EXERCISE:
Write out the entries below once more, exactly, with the pictures left out.

INPUT ROWS:
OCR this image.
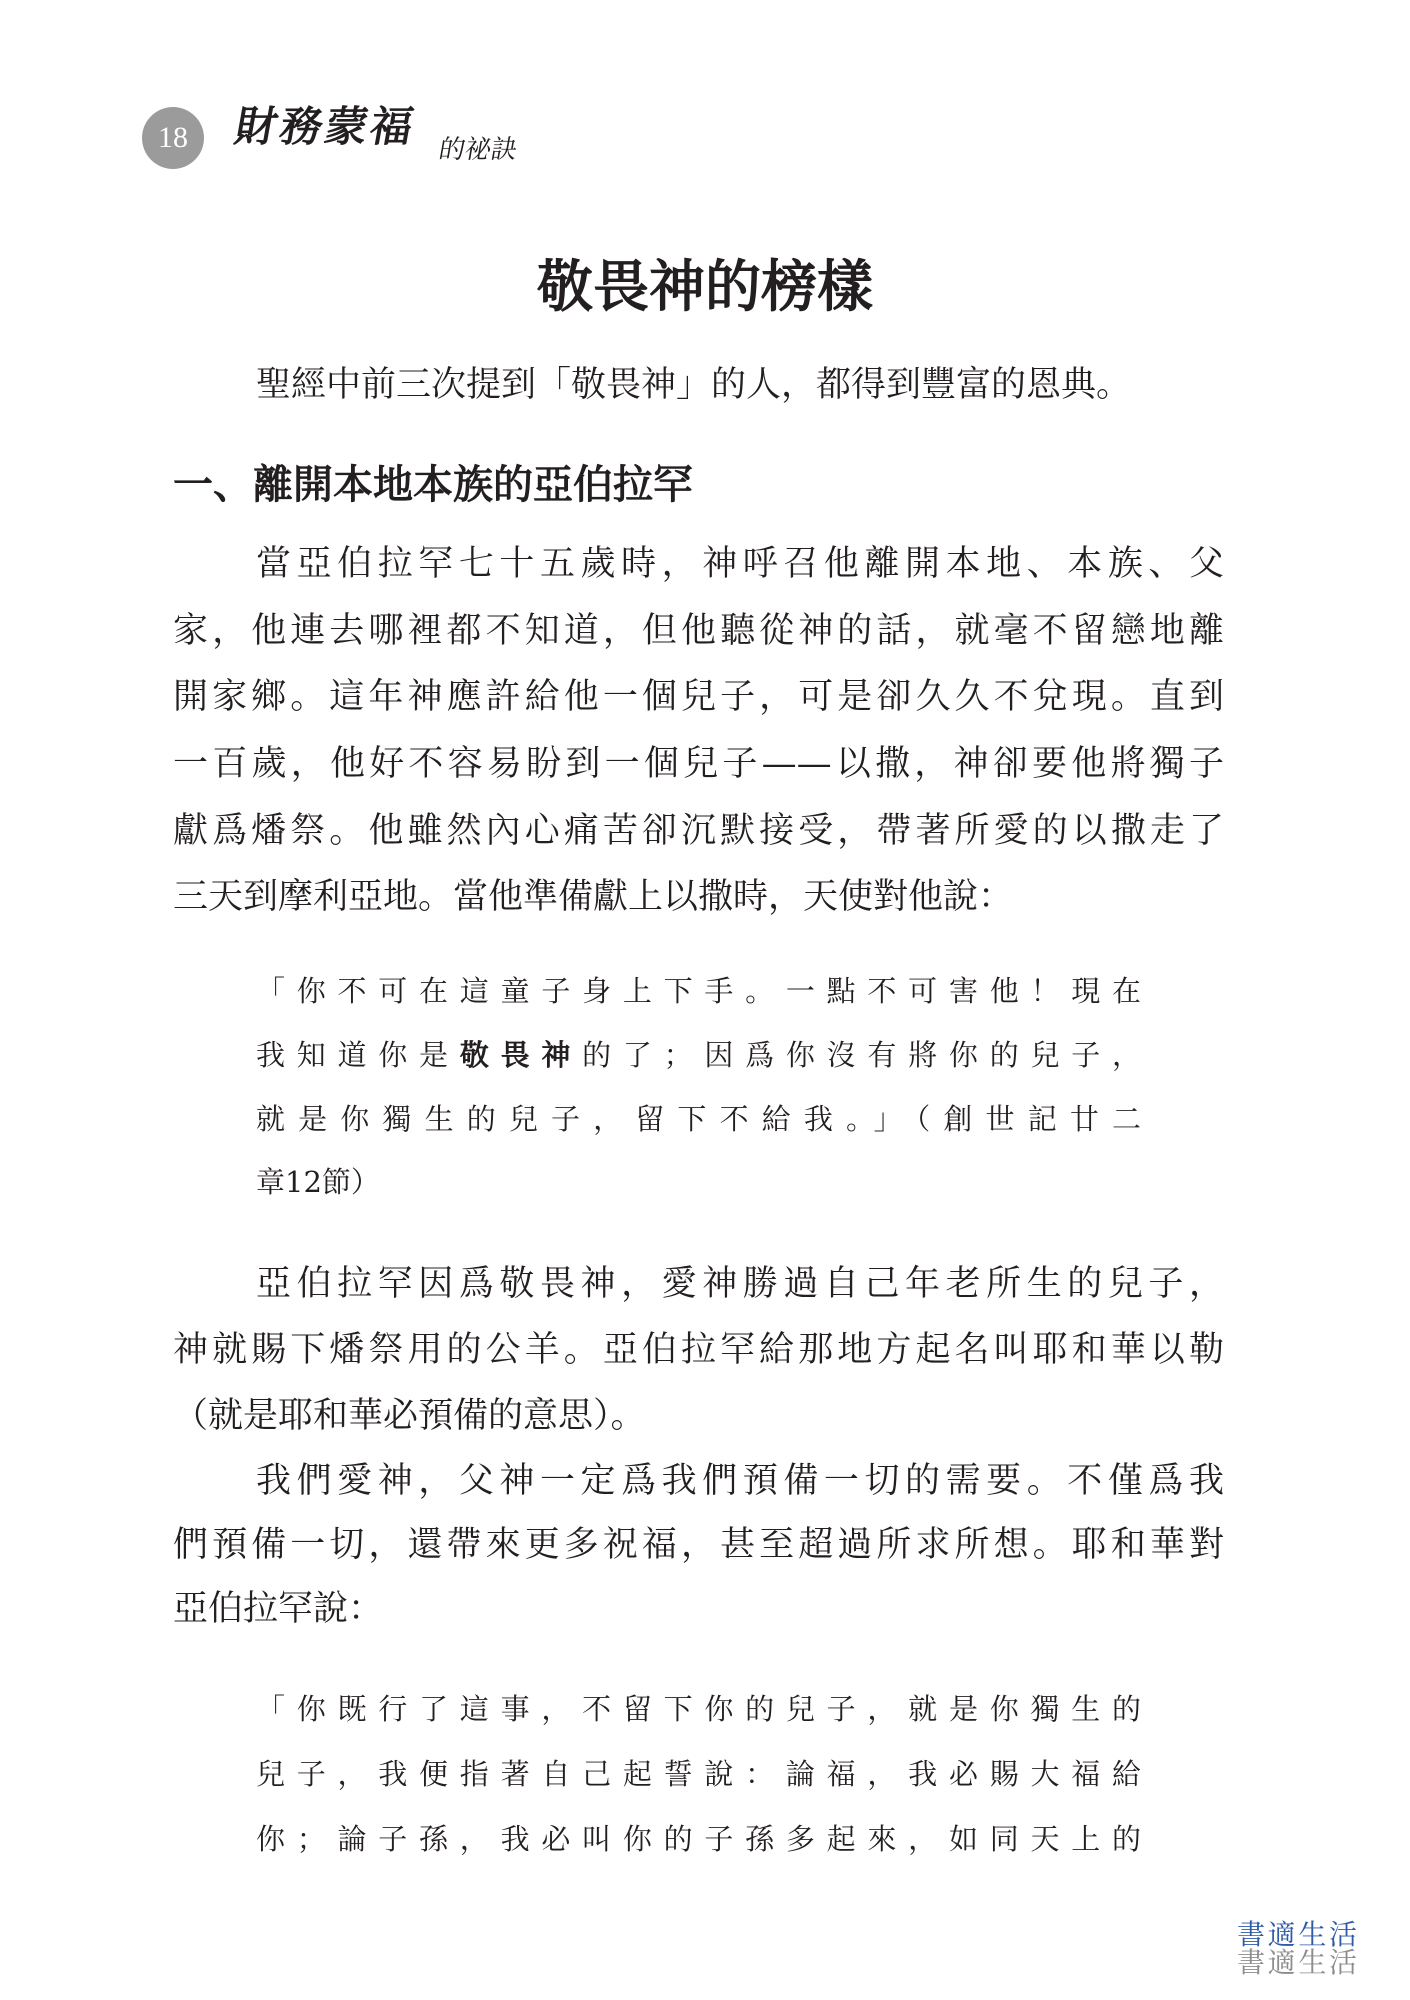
18	財務蒙福 的祕訣
敬畏神的榜樣
聖經中前三次提到「敬畏神」的人，都得到豐富的恩典。
一、離開本地本族的亞伯拉罕
當亞伯拉罕七十五歲時，神呼召他離開本地、本族、父
家，他連去哪裡都不知道，但他聽從神的話，就毫不留戀地離
開家鄉。這年神應許給他一個兒子，可是卻久久不兌現。直到
一百歲，他好不容易盼到一個兒子——以撒，神卻要他將獨子
獻爲燔祭。他雖然內心痛苦卻沉默接受，帶著所愛的以撒走了
三天到摩利亞地。當他準備獻上以撒時，天使對他說：
「你不可在這童子身上下手。一點不可害他！現在
我知道你是敬畏神的了；因爲你沒有將你的兒子，
就是你獨生的兒子，留下不給我。」（創世記廿二
章12節）
亞伯拉罕因爲敬畏神，愛神勝過自己年老所生的兒子，
神就賜下燔祭用的公羊。亞伯拉罕給那地方起名叫耶和華以勒
（就是耶和華必預備的意思）。
我們愛神，父神一定爲我們預備一切的需要。不僅爲我
們預備一切，還帶來更多祝福，甚至超過所求所想。耶和華對
亞伯拉罕說：
「你既行了這事，不留下你的兒子，就是你獨生的
兒子，我便指著自己起誓說：論福，我必賜大福給
你；論子孫，我必叫你的子孫多起來，如同天上的
書適生活
書適生活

CORRECT RESULT:
OCR this image.
18	財務蒙福 的祕訣
敬畏神的榜樣
聖經中前三次提到「敬畏神」的人，都得到豐富的恩典。
一、離開本地本族的亞伯拉罕
當亞伯拉罕七十五歲時，神呼召他離開本地、本族、父
家，他連去哪裡都不知道，但他聽從神的話，就毫不留戀地離
開家鄉。這年神應許給他一個兒子，可是卻久久不兌現。直到
一百歲，他好不容易盼到一個兒子——以撒，神卻要他將獨子
獻爲燔祭。他雖然內心痛苦卻沉默接受，帶著所愛的以撒走了
三天到摩利亞地。當他準備獻上以撒時，天使對他說：
「你不可在這童子身上下手。一點不可害他！現在
我知道你是敬畏神的了；因爲你沒有將你的兒子，
就是你獨生的兒子，留下不給我。」（創世記廿二
章12節）
亞伯拉罕因爲敬畏神，愛神勝過自己年老所生的兒子，
神就賜下燔祭用的公羊。亞伯拉罕給那地方起名叫耶和華以勒
（就是耶和華必預備的意思）。
我們愛神，父神一定爲我們預備一切的需要。不僅爲我
們預備一切，還帶來更多祝福，甚至超過所求所想。耶和華對
亞伯拉罕說：
「你既行了這事，不留下你的兒子，就是你獨生的
兒子，我便指著自己起誓說：論福，我必賜大福給
你；論子孫，我必叫你的子孫多起來，如同天上的
書適生活
書適生活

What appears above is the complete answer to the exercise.